Collected data entries:
— begin —

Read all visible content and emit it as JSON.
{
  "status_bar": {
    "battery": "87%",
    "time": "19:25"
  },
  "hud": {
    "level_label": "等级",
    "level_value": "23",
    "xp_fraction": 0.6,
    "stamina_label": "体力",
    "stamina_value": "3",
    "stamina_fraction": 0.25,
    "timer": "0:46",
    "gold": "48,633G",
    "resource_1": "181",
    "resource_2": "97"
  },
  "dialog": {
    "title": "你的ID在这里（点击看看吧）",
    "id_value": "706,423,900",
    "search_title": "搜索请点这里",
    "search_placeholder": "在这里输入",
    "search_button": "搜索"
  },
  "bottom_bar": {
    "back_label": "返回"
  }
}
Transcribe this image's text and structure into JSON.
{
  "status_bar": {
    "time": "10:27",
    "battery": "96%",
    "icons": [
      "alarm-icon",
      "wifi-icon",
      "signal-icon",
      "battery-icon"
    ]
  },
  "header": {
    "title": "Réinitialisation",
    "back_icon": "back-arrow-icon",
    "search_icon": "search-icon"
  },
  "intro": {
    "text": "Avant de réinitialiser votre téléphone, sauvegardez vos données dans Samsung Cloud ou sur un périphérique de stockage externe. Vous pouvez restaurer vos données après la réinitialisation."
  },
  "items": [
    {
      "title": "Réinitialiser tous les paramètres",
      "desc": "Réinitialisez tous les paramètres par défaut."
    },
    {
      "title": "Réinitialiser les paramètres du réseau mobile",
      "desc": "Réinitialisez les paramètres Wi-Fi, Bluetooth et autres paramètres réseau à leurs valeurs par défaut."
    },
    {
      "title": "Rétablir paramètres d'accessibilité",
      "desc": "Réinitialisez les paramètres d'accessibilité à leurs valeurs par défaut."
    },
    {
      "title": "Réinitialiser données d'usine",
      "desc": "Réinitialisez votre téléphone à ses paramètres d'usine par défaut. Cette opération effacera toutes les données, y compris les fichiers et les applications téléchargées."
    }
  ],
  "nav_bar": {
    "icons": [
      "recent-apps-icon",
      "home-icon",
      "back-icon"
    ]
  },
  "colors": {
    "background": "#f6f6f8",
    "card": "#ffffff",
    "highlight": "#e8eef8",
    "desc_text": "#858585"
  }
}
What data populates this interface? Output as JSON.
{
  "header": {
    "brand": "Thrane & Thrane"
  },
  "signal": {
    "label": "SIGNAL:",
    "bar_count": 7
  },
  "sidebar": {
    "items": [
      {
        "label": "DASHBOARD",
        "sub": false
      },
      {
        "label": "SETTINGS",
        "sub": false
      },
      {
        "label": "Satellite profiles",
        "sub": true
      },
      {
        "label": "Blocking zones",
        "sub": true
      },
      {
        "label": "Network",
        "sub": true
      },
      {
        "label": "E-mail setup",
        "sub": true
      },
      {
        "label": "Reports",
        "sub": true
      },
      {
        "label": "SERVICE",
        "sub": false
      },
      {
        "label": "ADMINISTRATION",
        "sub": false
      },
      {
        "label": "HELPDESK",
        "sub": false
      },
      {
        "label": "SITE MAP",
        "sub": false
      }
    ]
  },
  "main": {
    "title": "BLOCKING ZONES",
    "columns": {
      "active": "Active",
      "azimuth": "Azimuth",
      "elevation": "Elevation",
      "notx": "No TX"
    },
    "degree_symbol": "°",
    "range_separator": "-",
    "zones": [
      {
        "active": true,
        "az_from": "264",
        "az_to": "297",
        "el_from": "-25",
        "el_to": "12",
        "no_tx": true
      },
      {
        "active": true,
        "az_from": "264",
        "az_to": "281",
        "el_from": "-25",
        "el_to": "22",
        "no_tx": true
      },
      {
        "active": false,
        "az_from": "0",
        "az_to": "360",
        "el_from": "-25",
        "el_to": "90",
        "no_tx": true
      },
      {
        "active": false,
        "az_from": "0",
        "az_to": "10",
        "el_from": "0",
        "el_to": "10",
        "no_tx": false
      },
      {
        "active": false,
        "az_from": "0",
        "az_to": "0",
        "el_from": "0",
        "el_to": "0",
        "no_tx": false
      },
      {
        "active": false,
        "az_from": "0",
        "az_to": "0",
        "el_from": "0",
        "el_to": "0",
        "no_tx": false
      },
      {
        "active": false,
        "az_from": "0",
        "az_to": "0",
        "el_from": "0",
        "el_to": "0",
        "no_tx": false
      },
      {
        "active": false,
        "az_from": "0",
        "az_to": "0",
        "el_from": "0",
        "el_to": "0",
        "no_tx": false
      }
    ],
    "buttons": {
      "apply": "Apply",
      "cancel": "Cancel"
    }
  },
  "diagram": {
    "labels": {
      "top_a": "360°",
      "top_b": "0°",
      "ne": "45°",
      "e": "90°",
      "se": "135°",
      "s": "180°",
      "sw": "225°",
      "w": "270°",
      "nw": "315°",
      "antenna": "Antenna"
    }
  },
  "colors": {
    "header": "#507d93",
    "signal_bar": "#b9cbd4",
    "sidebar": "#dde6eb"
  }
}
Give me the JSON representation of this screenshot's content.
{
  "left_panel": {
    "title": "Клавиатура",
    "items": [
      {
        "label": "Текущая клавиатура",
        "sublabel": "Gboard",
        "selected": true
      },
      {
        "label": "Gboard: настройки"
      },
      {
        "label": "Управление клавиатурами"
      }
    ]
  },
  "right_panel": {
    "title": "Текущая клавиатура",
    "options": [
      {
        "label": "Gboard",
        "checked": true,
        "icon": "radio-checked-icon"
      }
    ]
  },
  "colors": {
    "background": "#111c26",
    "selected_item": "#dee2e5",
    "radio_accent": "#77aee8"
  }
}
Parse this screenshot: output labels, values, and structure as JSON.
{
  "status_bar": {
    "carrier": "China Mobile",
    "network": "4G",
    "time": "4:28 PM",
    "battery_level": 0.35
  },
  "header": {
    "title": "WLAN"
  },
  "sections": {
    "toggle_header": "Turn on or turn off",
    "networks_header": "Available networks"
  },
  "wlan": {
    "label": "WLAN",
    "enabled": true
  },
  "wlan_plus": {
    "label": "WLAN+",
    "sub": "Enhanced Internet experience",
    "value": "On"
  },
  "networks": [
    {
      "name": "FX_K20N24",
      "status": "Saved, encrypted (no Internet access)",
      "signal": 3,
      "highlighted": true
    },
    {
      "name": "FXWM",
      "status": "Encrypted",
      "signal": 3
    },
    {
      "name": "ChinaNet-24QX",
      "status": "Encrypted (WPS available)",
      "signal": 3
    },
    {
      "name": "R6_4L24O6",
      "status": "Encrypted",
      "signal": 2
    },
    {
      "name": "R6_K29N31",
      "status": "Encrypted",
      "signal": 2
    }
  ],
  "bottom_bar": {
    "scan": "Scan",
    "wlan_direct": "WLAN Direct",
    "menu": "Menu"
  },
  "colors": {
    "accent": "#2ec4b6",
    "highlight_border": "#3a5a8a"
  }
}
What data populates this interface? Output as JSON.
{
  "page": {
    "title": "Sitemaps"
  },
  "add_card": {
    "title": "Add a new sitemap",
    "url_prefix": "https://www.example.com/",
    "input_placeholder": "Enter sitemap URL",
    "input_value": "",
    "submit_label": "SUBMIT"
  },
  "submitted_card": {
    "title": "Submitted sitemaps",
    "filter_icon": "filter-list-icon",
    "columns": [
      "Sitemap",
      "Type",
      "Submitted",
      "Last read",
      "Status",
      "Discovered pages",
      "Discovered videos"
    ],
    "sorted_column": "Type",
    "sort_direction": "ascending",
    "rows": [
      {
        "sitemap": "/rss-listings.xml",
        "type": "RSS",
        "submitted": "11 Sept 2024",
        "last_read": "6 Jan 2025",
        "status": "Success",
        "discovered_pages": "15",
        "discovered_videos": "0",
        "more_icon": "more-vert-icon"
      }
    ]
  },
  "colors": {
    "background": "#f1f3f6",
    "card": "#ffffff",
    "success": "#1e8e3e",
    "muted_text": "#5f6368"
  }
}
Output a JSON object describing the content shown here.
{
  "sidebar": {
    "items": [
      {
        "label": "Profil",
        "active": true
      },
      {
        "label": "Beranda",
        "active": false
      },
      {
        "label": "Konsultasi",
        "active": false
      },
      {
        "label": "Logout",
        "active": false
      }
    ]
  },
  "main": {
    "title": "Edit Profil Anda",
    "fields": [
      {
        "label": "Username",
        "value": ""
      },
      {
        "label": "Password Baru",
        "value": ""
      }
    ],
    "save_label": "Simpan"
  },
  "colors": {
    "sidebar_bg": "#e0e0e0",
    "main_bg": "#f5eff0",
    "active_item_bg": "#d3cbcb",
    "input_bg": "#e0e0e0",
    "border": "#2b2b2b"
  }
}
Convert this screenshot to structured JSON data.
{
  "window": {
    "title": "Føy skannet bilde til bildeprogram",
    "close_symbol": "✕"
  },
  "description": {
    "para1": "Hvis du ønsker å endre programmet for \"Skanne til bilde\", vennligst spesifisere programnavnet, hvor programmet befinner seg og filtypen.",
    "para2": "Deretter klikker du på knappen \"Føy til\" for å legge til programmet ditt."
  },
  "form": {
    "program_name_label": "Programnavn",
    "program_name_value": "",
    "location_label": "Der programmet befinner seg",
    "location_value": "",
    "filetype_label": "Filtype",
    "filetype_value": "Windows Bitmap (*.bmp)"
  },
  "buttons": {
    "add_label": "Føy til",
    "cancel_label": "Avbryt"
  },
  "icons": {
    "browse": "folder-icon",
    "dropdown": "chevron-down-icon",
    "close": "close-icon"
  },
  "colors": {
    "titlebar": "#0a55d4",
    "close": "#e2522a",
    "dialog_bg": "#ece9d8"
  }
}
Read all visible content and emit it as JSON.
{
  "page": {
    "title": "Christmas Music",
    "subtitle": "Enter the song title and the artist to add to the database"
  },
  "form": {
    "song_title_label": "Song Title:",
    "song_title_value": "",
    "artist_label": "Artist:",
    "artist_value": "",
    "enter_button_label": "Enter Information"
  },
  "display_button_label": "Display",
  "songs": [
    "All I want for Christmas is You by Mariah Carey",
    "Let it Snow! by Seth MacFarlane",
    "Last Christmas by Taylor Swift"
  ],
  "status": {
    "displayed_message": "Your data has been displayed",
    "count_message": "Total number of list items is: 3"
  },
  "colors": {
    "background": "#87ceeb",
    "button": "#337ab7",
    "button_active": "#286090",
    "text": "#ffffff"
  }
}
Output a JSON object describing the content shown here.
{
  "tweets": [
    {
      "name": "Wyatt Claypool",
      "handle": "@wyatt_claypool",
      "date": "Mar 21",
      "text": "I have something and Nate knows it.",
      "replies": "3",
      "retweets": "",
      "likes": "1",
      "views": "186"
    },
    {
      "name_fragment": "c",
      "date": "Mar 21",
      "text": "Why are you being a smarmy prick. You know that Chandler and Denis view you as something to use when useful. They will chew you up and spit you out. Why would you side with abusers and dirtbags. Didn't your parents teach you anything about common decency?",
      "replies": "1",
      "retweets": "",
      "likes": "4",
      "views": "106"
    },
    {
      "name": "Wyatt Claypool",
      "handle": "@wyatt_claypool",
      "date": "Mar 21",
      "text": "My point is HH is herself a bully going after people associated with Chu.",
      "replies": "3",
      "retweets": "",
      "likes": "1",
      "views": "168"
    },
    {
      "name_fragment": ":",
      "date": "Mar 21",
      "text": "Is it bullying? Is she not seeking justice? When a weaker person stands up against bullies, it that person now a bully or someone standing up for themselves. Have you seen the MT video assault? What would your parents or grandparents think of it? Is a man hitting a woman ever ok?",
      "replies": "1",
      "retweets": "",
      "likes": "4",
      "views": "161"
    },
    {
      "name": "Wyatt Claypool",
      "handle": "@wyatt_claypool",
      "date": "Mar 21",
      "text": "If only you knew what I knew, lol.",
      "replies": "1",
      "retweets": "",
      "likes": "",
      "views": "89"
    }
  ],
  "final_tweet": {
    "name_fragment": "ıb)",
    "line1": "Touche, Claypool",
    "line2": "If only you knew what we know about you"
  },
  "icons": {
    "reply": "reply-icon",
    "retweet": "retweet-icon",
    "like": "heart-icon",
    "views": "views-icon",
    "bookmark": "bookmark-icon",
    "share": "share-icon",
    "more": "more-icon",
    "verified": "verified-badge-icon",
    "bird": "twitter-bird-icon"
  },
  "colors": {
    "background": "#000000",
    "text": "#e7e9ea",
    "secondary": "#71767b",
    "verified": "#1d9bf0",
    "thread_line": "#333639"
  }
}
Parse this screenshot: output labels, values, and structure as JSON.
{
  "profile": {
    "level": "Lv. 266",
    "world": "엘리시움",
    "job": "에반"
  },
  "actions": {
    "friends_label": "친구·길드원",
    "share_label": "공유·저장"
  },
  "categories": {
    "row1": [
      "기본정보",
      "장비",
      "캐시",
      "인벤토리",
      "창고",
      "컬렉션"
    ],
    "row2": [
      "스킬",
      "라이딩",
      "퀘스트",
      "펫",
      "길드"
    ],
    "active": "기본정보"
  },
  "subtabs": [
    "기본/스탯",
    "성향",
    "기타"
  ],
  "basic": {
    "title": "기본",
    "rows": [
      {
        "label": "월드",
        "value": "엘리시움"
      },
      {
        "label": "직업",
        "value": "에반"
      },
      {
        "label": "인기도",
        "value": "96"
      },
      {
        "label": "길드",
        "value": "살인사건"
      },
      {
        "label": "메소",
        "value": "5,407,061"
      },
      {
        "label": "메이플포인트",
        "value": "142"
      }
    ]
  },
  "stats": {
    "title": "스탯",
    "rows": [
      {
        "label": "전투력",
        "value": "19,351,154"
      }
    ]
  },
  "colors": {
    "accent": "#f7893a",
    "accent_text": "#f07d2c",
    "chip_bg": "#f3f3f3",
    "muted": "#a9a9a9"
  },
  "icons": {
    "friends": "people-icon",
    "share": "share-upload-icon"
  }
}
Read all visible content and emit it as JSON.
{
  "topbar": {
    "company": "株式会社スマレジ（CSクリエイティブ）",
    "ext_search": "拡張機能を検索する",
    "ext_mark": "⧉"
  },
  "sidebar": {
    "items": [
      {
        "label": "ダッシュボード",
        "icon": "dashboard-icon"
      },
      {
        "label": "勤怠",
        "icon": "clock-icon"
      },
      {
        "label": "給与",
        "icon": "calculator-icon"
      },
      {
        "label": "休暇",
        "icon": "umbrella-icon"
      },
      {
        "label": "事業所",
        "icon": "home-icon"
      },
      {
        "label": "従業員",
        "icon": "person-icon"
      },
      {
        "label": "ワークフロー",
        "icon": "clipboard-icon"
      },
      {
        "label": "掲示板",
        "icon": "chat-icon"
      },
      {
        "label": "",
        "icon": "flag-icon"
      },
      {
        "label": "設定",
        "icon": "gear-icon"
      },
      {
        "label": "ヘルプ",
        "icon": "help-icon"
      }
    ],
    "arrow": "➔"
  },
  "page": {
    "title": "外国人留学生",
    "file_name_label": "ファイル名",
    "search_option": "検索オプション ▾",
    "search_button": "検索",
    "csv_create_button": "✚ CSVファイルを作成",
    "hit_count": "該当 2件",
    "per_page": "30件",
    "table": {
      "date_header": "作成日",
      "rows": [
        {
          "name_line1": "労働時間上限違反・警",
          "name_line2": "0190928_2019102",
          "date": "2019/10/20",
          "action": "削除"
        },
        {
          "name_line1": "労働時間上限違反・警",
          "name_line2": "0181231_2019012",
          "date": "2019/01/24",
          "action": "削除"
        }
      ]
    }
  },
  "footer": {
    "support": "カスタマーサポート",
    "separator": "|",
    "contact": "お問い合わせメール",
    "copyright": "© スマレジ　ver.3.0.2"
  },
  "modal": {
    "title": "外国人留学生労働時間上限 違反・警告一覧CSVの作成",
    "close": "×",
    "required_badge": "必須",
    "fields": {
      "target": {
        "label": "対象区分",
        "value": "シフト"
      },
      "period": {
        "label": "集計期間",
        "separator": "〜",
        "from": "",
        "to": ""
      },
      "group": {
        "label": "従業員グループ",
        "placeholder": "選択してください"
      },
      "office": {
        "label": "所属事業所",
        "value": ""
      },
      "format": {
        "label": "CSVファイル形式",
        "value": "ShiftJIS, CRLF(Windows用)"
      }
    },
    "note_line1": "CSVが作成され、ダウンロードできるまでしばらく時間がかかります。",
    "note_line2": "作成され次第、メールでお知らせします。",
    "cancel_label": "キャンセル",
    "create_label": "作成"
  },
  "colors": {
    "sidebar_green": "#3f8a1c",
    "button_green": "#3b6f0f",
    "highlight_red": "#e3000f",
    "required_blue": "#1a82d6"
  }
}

— end —

*Stated problem:* Copy every line from the entries that contains the word "checked".

*Completed exercise:*
        "checked": true,
        "icon": "radio-checked-icon"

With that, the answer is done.